Değerli okurlarım,”Merkezefendi belediyesi kurumsallaşmadı ”başlıklı bir köşe yazdım.
Köşe yazımda başkan Muhammet Subaşıoğlu 'nun yanlışlarını dile getirdim.
Bilindiği üzere köşe yazıları yazarın yorumudur.
Eksik gördüğü, yanlış gördüğü çalışmaları dile getirir, doğruları aktarır. Bu tür yazılardan eleştirilen taraf da ders çıkarır, yaptığı hata varsa döner, doğruları yapar.
Bu tür yazılardan eleştirilen, daha da hırslanır, kendini çalışmaya yönlendirir.
Daha güzel çalışma, daha çok çalışma. Yararlı çalışmalar ortaya çıkar.
Ben genç başkan kardeşimi uyardım. Merkezefendi belediyesinin ruhsatlar bölümünde sorun var.
Düzeltin. Halk yararına, uygun şekilde çözümler üretin “dedim.
Pek çok vatandaş bu konuda ağlıyor. Ruhsat problemi yaşayan insanları çağırsa karşısına, onları dinlese, çözümler üretse, Ne güzel değilmiş. Âmâ ne mümkün, ona ulaşmak mümkün değil.
Randevu bile vermiyor. Çok yazık değil mi?
Böyle gitmez. Halkımız mahkemelere yönlenmeye başladı.
.Merkezefendi belediyesi aleyhine davalar açılıyor.
Benim tahminim bu mahkemeleri kaybedecekler. Bir sürü mahkeme masrafı, avukatlık masrafı, dava dosya masrafı, karşı tarafın avukatlık parası vs paralar, Merkezefendi belediyesinin kasasından çıkacak.
İsmi bende mahfuz, bir esnaf kardeşimiz, tazminat açmaya hazırlanıyor.
Tazminat davası hukuken belediye ye açılıyor. Keşke bu tazminat başkan Subaşıoğlu'na açılabilse,
Tazminat da onun cebinden çıksa.
Bakın bakalım, Başkan bir daha halkı üzebilir mi? Ruhsatlar bölümüne odaklanıp, oradaki yanlışlara karşı düzeltme yoluna gidermi? Evet gider. Hatta oradaki görevlilerin bazıları da değiştirme yoluna gider mi?
Bence gider.
Başkan Subaşıoğlu na, Uyarımın üzerinden kısa zaman geçti. Benimle görüşen, programıma konuk olan değerli insanlara sitemler, mailler atması, ortalığı ayağa kaldırması.
Vay sizler nasıl benim hakkımda nasıl konuşursunuz. Benim hakkımda nasıl yazılar yazılır vs.

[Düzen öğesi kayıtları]
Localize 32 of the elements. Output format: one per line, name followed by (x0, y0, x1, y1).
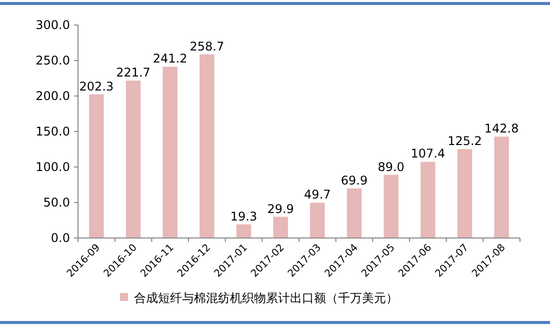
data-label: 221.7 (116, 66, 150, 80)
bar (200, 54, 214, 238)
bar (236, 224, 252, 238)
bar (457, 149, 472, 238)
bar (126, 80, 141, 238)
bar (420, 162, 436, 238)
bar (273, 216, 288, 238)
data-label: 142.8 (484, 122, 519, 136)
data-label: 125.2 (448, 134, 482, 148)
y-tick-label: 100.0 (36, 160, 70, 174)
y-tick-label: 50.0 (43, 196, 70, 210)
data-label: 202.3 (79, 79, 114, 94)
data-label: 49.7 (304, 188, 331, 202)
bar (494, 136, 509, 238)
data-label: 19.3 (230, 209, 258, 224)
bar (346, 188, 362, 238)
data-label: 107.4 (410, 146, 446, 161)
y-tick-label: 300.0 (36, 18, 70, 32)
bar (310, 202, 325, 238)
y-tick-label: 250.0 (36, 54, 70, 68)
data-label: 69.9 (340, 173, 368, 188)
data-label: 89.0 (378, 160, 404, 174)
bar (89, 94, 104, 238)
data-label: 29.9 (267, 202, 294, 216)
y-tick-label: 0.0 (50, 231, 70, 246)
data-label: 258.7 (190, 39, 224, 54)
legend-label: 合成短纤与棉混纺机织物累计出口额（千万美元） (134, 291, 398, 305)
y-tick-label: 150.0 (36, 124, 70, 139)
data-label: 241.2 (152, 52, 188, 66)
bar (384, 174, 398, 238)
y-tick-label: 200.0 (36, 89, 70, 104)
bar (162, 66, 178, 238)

Alıştırma Soruları:
a - Köşe yazısına göre Merkezefendi belediyesinin hangi bölümünde sorun var?
b - Köşe yazısının "Düzeltin. Halk yararına, uygun" sözleriyle başlayıp "ulaşmak mümkün değil." sözleriyle biten kısmını aynen tekrarlayın.
Yanıtlar için yalnızca köşe yazısından yararlanın.

Alıştırma Yanıtları:
a - Ruhsatlar bölümünde.

b -
Düzeltin. Halk yararına, uygun şekilde çözümler üretin “dedim.
Pek çok vatandaş bu konuda ağlıyor. Ruhsat problemi yaşayan insanları çağırsa karşısına, onları dinlese, çözümler üretse, Ne güzel değilmiş. Âmâ ne mümkün, ona ulaşmak mümkün değil.